SOBRE EL EJERCICIO
Transcribe literalmente el pasaje del texto sobre la meditación y los telómeros, comenzando en "Otros no están" y terminando en "de la depresión.".

FRAGMENTO DEL TEXTO
--------------------------------------------------

Blackburn y sus colaboradores enviaron a los participantes de un estudio a meditar al retiro de montaña Shambhala, en el norte de Colorado. Los que concluyeron el curso, de tres semanas de duración, tenían niveles de telomerasa un 30 por ciento más altos que un grupo equivalente de sujetos que estaban en lista de espera. Un estudio piloto de cuidadores de personas con demencia senil reveló que los voluntarios que realizaron una antigua meditación cantada llamada kirtan kriya, durante 12 minutos al día por espacio de ocho semanas, tenían una actividad mucho mayor de telomerasa que los del grupo de control, quienes escucharon música relajante.
Hay varias hipótesis, pero lo más probable es que reduciendo el estrés se podrían fortalecer los telómeros. Meditar exige una respiración lenta y regular, lo que puede relajarnos y tener también el efecto psicológico de combatir el estrés, pues nos ayuda a apreciar el presente.
“Es muy valioso ser plenamente consciente de lo que haces y de tus interacciones, pero muy difícil hoy por las múltiples tareas que realizamos a la vez”, dice Epel.
En general, el enfoque metódico de Blackburn le ha valido una admiración reticente. “Hace lo suyo de una forma prudente y sistemática”, dice Edzard Ernst, de la Universidad inglesa de Exeter, especialista en evaluar terapias complementarias mediante rigurosas pruebas controladas.
Otros no están tan impresionados. El oncólogo David Gorski, reconocido crítico de la medicina alternativa, opina que los resultados preliminares de esos estudios se están exagerando.
Blackburn atribuye tal escepticismo a que la meditación se desconoce y se asocia con prácticas espirituales.
Sara Lazar, neuróloga de la Universidad de Harvard que estudia los efectos de la meditación en la estructura del cerebro, apunta: “Cuando la meditación llegó a Occidente en los años 60, quedó asociada con la cultura hippie y las drogas. La gente piensa que se trata de alucinaciones”. Pero los investigadores están introduciendo prácticas como la reducción del estrés y la terapia cognitiva basadas en la atención plena, y observan que tienen numerosos beneficios para la salud, como el descenso de la tensión arterial y el alivio de la depresión.
Las tradiciones meditativas, desde el budismo hasta el taoísmo, creen que la presencia de ánimo fomenta la salud y la longevidad. Un estudio de 239 mujeres sanas mostró que aquellas cuya mente divagaba menos —el objetivo principal de la meditación de atención plena— tenían telómeros mucho más largos que aquellas cuyos pensamientos se desbocaban.
Blackburn opina que la meditación es un tema de estudio válido, siempre y cuando se usen métodos sólidos.Ella misma la probó en un retiro. “Me encantó,” dice. Cree que periodos cortos de meditación agudizan su mente y le ayudan a evitar la distracción.

--------------------------------------------------

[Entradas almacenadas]
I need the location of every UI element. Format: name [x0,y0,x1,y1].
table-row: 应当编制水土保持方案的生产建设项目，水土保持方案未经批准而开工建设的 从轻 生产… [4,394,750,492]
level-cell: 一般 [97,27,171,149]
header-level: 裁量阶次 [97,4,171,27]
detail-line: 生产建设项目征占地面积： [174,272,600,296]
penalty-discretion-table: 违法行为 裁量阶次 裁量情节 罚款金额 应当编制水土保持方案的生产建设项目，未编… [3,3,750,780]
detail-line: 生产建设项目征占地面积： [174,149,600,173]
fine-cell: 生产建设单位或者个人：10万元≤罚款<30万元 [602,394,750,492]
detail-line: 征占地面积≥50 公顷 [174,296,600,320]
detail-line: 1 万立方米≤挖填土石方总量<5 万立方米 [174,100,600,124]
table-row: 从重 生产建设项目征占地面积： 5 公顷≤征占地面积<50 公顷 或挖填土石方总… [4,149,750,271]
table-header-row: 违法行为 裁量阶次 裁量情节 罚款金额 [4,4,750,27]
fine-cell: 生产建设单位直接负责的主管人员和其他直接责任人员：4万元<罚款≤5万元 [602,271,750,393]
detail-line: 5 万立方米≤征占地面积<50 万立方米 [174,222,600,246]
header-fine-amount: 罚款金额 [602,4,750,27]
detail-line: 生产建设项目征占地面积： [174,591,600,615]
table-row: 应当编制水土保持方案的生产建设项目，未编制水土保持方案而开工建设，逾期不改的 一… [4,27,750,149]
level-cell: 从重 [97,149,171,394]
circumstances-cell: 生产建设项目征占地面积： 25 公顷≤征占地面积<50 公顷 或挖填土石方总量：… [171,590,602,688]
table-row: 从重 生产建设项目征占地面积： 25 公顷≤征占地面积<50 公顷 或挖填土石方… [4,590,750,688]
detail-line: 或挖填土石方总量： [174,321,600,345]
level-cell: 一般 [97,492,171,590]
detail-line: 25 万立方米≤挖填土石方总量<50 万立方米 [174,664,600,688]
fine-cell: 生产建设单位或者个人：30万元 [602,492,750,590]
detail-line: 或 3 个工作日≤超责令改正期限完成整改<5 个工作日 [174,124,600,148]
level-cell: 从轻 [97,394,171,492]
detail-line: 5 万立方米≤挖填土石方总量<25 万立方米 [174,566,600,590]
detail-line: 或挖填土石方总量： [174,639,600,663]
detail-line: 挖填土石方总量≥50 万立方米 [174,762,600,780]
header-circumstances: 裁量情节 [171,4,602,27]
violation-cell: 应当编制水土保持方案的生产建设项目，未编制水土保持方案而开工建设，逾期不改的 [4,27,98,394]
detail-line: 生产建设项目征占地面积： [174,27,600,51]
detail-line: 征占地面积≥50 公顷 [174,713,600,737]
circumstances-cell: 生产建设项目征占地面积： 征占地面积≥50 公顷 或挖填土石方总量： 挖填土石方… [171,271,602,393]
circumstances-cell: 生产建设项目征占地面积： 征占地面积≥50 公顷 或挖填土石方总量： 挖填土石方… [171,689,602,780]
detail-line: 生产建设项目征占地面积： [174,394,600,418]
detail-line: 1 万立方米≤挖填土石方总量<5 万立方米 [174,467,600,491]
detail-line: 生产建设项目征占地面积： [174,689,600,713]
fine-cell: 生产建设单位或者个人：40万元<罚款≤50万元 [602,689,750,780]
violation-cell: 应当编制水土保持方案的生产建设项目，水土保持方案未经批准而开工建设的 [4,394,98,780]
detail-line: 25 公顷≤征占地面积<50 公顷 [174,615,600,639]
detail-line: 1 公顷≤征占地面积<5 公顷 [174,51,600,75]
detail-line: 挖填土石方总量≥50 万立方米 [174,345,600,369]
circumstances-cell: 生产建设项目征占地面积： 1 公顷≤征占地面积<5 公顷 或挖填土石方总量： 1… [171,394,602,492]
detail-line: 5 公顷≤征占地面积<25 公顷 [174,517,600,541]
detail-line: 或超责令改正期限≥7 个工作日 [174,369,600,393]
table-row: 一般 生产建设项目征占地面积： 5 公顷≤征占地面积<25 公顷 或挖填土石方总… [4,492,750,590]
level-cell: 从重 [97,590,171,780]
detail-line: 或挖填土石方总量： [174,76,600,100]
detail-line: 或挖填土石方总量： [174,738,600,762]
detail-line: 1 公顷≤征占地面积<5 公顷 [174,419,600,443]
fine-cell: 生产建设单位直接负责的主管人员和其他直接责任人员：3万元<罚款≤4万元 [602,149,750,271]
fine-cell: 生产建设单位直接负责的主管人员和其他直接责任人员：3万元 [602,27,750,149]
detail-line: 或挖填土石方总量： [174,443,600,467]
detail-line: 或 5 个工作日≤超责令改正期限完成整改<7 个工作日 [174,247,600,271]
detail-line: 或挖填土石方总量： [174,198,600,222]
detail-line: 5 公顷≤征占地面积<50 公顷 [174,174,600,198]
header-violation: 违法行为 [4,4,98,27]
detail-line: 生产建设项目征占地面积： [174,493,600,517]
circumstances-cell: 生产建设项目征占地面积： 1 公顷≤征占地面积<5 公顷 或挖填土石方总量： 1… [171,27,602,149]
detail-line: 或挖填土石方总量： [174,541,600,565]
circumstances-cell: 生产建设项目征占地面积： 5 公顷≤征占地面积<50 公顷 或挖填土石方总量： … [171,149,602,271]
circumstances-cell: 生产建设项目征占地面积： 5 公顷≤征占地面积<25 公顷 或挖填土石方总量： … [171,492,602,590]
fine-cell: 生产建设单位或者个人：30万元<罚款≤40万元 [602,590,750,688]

--------------------------------------------------

RESULTADO DEL EJERCICIO
Otros no están tan impresionados. El oncólogo David Gorski, reconocido crítico de la medicina alternativa, opina que los resultados preliminares de esos estudios se están exagerando.
Blackburn atribuye tal escepticismo a que la meditación se desconoce y se asocia con prácticas espirituales.
Sara Lazar, neuróloga de la Universidad de Harvard que estudia los efectos de la meditación en la estructura del cerebro, apunta: “Cuando la meditación llegó a Occidente en los años 60, quedó asociada con la cultura hippie y las drogas. La gente piensa que se trata de alucinaciones”. Pero los investigadores están introduciendo prácticas como la reducción del estrés y la terapia cognitiva basadas en la atención plena, y observan que tienen numerosos beneficios para la salud, como el descenso de la tensión arterial y el alivio de la depresión.